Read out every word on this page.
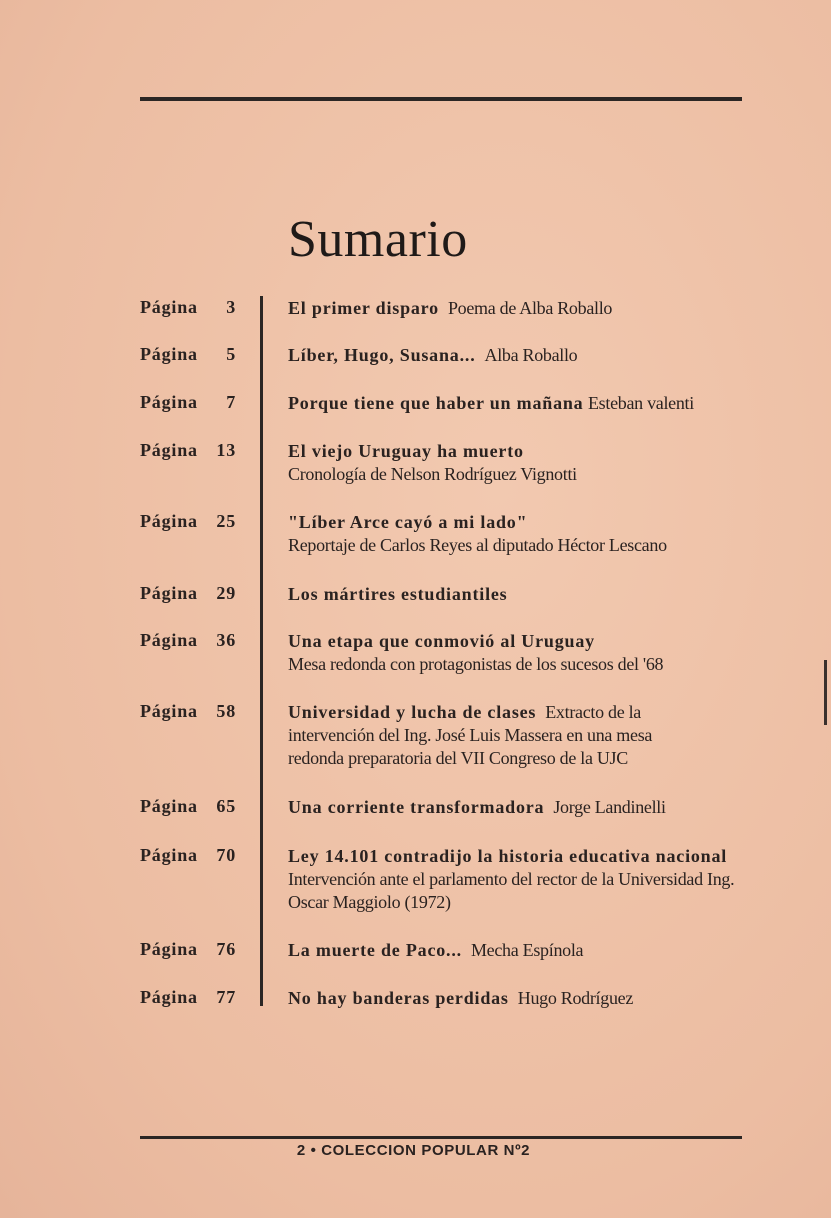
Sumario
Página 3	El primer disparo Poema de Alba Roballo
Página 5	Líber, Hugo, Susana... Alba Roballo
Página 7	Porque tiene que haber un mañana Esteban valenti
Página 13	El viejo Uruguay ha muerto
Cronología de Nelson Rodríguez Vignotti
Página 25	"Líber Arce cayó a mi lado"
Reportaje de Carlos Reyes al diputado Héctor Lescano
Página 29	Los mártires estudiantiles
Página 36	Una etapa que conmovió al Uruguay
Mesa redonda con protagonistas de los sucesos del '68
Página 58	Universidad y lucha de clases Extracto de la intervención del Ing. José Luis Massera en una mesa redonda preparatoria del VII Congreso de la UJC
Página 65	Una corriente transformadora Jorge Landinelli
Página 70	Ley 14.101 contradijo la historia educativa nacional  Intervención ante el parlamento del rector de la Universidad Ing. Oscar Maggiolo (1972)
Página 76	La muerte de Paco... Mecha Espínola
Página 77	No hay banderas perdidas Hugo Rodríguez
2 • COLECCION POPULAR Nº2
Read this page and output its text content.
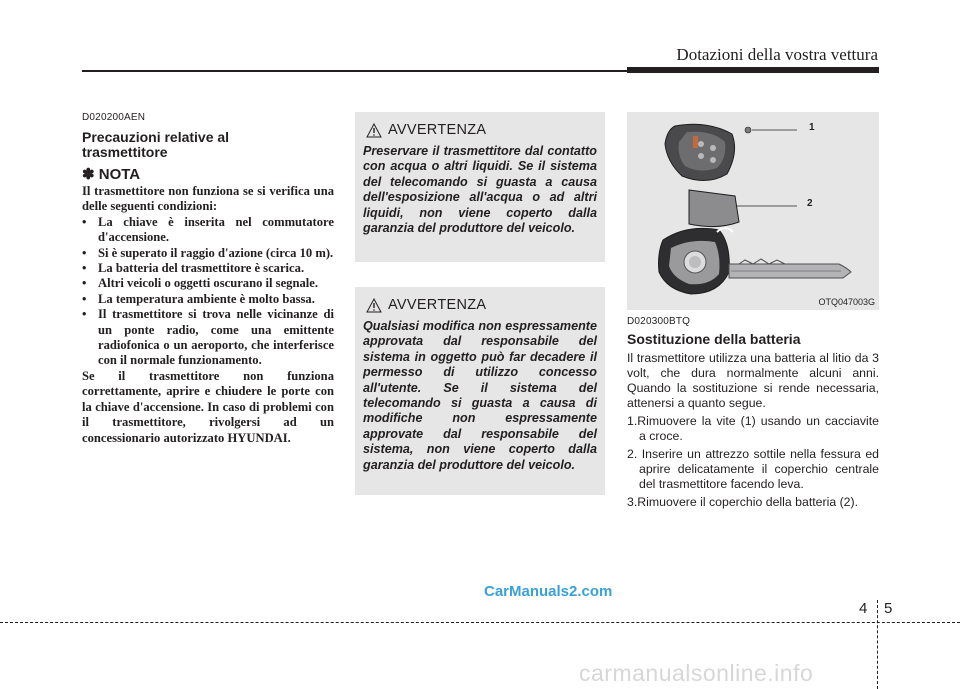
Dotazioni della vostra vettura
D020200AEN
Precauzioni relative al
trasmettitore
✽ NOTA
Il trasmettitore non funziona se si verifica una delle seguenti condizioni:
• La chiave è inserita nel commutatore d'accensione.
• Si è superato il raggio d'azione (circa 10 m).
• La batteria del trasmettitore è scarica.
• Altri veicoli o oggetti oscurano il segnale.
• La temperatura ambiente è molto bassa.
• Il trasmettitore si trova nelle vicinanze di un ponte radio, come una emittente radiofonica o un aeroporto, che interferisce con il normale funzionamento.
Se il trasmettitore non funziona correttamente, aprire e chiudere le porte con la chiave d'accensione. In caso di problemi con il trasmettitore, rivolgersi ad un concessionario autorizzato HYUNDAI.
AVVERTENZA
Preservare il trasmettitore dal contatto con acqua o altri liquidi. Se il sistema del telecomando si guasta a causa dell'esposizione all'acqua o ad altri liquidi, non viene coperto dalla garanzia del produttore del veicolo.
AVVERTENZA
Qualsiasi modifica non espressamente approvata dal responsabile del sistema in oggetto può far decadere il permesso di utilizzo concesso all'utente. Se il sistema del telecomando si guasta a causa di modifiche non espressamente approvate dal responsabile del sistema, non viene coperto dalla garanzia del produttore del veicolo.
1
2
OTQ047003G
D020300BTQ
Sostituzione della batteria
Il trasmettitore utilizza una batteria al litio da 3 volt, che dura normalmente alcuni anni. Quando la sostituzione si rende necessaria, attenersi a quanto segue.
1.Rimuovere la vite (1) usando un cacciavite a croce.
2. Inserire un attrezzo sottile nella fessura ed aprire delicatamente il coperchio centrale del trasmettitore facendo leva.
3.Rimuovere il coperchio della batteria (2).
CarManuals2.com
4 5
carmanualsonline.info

**What you should do**:
Copy every line of the records above that holds the word "Hugo".

**Written response**:
Página 5	Líber, Hugo, Susana... Alba Roballo
Página 77	No hay banderas perdidas Hugo Rodríguez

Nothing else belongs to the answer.